**Goal**
Copy each line of the material below that includes the string "chevron".

**Extracted data entries**
***

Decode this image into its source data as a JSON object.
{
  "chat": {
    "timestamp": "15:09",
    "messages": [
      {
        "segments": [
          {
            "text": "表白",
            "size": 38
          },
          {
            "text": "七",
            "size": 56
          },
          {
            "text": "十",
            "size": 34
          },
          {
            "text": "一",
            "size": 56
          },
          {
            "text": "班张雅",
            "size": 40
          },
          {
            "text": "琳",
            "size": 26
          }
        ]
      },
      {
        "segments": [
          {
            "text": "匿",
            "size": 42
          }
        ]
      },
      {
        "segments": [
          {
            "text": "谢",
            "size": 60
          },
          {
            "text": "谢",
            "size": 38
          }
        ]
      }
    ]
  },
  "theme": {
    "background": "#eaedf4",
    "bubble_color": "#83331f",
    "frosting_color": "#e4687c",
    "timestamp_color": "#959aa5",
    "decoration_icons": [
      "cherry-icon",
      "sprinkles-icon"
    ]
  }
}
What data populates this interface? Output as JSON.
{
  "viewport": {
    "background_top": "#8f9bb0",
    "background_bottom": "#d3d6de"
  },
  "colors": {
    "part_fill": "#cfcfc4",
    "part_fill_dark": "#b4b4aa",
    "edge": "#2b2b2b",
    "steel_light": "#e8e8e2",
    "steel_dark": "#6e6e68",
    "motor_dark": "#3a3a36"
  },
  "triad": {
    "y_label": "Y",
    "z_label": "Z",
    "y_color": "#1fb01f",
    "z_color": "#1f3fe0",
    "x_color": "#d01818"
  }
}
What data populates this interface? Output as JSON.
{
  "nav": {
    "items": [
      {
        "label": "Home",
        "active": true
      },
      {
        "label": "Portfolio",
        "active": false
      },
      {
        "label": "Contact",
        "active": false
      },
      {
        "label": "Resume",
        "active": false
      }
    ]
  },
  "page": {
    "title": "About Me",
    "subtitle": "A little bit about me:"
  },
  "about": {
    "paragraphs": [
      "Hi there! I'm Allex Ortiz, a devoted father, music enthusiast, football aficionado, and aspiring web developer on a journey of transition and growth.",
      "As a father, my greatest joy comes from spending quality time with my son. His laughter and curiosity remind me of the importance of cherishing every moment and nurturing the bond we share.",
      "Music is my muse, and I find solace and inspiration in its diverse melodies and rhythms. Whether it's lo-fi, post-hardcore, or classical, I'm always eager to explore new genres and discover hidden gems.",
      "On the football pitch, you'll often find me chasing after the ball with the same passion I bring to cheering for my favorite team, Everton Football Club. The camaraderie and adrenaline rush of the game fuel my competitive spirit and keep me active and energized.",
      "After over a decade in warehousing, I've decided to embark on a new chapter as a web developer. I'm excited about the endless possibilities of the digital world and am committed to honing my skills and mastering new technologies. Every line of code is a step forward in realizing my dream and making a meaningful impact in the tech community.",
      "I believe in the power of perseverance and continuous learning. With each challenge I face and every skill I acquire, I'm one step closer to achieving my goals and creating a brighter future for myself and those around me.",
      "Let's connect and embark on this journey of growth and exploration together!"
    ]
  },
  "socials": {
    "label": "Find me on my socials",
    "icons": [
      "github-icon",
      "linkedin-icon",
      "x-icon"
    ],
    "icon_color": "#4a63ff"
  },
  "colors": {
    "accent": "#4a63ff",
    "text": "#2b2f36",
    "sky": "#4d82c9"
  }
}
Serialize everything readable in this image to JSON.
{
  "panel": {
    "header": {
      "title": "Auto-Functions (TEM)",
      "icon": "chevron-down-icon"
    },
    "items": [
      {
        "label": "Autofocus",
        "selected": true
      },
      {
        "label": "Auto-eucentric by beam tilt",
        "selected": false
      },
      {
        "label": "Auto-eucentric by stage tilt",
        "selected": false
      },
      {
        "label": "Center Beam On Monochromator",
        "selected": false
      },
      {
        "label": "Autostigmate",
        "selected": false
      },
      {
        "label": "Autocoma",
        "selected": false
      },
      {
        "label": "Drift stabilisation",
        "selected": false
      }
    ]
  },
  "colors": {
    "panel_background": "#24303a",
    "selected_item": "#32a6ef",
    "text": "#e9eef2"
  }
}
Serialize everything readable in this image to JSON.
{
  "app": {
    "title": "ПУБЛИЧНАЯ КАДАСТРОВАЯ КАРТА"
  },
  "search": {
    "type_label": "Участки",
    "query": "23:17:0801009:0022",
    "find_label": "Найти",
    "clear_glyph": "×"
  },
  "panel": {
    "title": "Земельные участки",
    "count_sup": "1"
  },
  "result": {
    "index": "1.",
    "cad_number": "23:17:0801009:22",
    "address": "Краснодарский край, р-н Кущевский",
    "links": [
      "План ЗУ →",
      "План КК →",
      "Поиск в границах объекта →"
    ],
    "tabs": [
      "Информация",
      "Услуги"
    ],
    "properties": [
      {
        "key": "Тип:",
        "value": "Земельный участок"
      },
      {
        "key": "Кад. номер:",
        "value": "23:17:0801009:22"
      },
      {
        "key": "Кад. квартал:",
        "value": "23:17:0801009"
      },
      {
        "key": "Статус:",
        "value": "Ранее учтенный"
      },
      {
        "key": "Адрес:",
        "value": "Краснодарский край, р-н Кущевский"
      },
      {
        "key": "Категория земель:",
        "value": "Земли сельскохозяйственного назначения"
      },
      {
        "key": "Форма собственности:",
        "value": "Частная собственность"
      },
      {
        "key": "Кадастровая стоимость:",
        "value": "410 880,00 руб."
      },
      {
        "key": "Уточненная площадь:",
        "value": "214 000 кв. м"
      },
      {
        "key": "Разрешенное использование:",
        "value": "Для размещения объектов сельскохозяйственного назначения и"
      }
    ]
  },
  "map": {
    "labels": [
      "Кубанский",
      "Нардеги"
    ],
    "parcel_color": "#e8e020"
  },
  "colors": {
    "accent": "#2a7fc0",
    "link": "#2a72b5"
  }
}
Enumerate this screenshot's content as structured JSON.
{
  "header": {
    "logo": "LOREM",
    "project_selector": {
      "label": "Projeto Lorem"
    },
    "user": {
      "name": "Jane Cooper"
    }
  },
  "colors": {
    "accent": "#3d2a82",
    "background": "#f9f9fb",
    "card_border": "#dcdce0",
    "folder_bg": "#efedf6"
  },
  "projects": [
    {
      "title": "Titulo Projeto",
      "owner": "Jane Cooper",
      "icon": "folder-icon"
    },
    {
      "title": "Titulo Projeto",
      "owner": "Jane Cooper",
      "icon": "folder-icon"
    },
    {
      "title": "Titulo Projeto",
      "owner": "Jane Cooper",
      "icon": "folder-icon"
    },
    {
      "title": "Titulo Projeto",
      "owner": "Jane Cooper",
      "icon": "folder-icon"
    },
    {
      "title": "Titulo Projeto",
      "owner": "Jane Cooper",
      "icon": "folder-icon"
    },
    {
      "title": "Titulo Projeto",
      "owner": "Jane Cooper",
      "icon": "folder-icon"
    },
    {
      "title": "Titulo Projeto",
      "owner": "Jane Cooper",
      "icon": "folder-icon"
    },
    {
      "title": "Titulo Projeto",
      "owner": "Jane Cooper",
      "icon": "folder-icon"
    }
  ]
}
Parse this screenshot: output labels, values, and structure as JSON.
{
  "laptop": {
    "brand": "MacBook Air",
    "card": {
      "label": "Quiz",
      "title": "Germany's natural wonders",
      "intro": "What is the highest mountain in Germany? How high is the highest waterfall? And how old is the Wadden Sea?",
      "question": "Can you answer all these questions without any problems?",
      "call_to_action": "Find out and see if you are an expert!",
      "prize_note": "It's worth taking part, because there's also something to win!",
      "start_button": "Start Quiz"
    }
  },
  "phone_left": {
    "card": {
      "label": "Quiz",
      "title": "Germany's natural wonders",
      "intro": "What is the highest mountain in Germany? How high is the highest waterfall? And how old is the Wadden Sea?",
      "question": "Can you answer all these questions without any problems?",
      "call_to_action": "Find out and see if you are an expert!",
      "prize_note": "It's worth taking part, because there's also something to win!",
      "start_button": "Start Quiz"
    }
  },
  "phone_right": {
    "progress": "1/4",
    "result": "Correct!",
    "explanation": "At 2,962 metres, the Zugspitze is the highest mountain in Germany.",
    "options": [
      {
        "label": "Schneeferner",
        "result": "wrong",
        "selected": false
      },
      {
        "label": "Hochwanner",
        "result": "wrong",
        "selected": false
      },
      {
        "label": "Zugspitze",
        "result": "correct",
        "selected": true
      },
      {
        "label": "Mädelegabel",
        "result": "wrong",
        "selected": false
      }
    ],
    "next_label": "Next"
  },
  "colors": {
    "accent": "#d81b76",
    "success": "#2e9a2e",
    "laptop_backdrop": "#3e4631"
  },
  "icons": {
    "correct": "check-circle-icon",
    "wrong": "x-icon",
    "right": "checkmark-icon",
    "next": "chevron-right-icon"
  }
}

***

**Task output**
      "icon": "chevron-down-icon"
    "next": "chevron-right-icon"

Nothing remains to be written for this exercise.